### INSTRUCTIONS FOR THE TASK
Count the lines below that contain the word "spread". Give only the number.

### MATERIAL PROVIDED
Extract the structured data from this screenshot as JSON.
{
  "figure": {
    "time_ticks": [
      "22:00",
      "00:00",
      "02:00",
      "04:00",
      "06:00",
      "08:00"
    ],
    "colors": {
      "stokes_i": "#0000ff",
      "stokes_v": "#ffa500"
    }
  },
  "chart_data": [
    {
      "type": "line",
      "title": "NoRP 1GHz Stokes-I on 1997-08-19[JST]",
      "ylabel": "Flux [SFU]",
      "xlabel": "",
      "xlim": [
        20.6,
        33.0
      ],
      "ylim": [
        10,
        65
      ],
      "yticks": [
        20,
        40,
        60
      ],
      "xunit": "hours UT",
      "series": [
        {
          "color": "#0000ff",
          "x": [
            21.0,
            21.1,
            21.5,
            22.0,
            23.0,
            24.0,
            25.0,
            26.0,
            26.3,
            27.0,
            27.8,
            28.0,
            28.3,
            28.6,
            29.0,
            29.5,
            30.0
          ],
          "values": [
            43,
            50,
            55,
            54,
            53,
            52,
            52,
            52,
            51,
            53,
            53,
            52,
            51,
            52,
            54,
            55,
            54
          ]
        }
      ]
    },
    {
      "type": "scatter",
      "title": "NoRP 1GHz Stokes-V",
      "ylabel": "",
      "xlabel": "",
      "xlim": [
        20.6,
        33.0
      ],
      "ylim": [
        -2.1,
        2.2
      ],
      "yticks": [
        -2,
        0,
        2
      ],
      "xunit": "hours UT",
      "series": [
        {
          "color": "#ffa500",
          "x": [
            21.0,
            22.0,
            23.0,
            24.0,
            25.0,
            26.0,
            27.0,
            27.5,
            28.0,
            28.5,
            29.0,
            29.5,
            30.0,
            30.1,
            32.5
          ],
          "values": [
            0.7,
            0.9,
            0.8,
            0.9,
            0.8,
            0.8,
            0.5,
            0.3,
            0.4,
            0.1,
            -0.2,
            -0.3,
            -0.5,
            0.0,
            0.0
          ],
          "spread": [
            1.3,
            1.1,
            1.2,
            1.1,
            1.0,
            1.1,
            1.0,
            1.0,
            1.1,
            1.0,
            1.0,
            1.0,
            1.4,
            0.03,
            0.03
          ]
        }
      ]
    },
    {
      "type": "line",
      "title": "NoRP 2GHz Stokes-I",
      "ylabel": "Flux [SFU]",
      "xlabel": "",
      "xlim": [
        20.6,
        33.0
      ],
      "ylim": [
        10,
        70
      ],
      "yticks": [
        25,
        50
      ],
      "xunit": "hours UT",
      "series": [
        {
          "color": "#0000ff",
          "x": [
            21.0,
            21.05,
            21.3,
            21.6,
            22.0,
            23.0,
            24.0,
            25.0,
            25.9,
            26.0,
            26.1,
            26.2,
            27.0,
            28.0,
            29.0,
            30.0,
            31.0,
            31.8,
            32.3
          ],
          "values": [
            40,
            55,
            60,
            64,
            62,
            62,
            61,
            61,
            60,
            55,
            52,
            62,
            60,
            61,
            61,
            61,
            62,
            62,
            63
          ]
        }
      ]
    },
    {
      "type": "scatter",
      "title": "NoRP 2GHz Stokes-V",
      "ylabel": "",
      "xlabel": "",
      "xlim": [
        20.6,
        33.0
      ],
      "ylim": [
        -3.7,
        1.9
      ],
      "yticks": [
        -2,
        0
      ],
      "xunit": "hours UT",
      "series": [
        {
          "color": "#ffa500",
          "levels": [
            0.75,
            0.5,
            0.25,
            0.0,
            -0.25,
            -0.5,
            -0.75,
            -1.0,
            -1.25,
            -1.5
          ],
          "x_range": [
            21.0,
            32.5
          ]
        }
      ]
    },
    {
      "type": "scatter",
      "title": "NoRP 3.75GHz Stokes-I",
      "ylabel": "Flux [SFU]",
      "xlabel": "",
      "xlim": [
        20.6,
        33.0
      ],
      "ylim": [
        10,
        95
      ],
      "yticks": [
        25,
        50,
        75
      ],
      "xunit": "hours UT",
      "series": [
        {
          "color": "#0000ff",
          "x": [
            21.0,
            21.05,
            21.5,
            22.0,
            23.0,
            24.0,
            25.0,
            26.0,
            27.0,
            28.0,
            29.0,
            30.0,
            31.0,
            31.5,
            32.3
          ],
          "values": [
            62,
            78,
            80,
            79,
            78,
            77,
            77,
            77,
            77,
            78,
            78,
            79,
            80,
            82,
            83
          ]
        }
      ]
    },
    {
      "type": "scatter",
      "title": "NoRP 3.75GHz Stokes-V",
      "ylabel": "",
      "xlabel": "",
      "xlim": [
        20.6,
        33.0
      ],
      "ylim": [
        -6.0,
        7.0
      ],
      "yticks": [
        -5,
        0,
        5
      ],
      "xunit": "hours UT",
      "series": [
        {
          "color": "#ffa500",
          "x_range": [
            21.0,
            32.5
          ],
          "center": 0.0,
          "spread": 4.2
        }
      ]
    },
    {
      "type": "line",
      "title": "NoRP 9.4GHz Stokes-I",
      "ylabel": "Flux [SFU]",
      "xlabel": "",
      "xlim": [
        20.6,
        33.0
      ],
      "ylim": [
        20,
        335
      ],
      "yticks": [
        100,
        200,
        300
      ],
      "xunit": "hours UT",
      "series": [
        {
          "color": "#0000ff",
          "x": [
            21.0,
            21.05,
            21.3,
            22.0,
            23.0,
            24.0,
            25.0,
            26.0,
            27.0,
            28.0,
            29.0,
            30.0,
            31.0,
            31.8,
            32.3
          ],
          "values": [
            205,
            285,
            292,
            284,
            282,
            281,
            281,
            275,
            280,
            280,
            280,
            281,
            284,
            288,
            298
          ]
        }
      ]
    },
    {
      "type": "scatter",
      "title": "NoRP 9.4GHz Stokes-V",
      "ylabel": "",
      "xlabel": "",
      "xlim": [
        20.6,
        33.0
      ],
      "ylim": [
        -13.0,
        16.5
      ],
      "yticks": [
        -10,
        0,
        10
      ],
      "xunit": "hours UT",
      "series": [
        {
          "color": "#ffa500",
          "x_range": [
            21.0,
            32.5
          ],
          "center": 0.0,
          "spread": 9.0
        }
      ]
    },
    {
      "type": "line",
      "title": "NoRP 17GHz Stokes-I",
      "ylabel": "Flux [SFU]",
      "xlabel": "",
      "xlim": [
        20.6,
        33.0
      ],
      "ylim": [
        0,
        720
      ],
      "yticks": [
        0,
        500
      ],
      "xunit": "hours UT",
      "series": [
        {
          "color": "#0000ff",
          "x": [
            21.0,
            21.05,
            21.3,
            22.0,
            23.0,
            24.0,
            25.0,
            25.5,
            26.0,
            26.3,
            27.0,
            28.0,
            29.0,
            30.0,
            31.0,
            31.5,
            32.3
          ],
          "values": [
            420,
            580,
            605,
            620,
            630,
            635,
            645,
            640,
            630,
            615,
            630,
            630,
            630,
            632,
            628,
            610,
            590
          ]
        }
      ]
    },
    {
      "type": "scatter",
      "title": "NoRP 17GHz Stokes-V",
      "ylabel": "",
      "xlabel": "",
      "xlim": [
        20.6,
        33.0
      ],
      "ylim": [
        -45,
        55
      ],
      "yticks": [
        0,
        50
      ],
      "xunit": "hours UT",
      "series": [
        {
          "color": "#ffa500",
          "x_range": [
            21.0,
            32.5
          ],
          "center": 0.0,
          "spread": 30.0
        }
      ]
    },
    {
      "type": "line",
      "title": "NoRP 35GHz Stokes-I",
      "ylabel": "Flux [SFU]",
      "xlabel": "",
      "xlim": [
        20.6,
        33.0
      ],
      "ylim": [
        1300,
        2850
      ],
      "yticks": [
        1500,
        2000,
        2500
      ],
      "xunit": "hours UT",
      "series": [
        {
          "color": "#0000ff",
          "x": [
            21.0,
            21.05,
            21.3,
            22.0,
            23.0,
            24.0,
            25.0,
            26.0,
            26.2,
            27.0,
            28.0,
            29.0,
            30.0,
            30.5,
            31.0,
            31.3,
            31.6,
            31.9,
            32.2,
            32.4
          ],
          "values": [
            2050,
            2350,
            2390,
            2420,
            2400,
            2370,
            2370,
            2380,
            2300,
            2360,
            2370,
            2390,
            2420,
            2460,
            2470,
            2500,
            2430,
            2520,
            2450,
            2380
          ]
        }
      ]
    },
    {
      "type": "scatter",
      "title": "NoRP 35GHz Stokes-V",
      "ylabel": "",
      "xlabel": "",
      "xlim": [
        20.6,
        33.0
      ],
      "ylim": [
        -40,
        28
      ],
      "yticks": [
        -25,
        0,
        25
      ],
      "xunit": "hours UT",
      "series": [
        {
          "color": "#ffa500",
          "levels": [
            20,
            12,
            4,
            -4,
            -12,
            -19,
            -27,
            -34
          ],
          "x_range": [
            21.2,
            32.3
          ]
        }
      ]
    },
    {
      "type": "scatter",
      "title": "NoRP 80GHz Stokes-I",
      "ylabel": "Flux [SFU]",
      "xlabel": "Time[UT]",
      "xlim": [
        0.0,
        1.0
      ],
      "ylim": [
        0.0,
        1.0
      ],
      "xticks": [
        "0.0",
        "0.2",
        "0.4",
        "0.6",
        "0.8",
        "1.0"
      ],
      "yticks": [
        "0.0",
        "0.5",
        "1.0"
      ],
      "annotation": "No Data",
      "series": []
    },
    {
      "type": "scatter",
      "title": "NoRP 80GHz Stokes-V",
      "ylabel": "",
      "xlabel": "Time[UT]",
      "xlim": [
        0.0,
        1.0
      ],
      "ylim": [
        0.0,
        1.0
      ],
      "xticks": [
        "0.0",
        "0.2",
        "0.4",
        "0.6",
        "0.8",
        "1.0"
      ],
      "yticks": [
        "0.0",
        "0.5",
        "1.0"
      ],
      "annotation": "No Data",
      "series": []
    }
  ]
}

### ANSWER FOR THIS EXERCISE
4